Source records

_ _ _ _

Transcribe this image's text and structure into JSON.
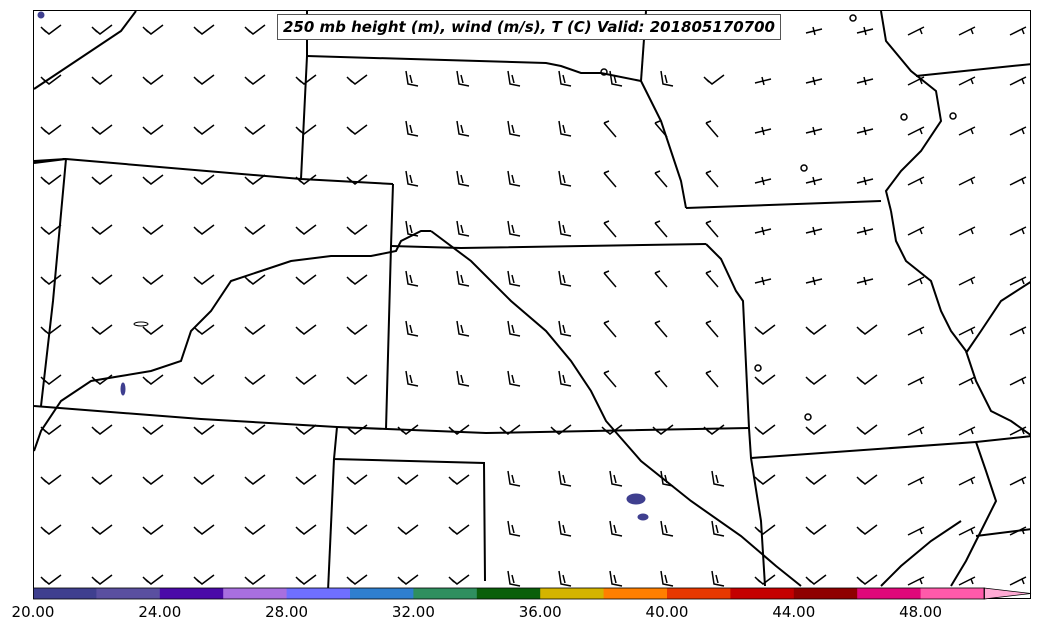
{
  "title": "250 mb height (m), wind (m/s), T (C) Valid: 201805170700",
  "colorbar": {
    "colors": [
      "#3f3f8f",
      "#5a4fa0",
      "#4a0aa8",
      "#a86fe0",
      "#6f6fff",
      "#2f7fcf",
      "#2f8f5f",
      "#0a5f0a",
      "#d4b400",
      "#ff7f00",
      "#e83800",
      "#c40000",
      "#8f0000",
      "#e0087a",
      "#ff5aaa",
      "#ffaad4"
    ],
    "tick_labels": [
      "20.00",
      "24.00",
      "28.00",
      "32.00",
      "36.00",
      "40.00",
      "44.00",
      "48.00"
    ]
  },
  "map": {
    "line_color": "#000000",
    "feature_color": "#3f3f8f"
  }
}
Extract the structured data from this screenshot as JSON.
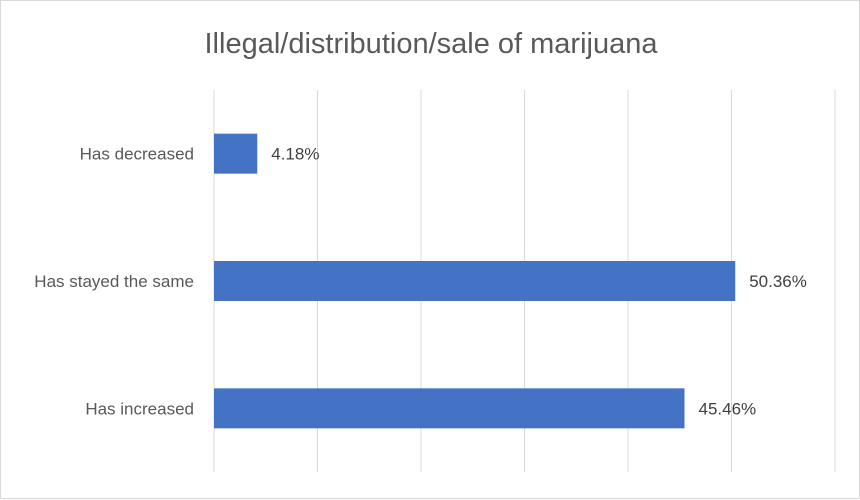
{
  "chart_data": {
    "type": "bar",
    "orientation": "horizontal",
    "title": "Illegal/distribution/sale of marijuana",
    "categories": [
      "Has decreased",
      "Has stayed the same",
      "Has increased"
    ],
    "values": [
      4.18,
      50.36,
      45.46
    ],
    "value_labels": [
      "4.18%",
      "50.36%",
      "45.46%"
    ],
    "xlim": [
      0,
      60
    ],
    "grid": true,
    "legend": "none",
    "bar_color": "#4472C4",
    "grid_color": "#d9d9d9"
  }
}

_ _ _ _

Aim of the task
List all lines from the entries that include the word "title".

Solution below
  "title": "250 mb height (m), wind (m/s), T (C) Valid: 201805170700",
    "title": "Illegal/distribution/sale of marijuana",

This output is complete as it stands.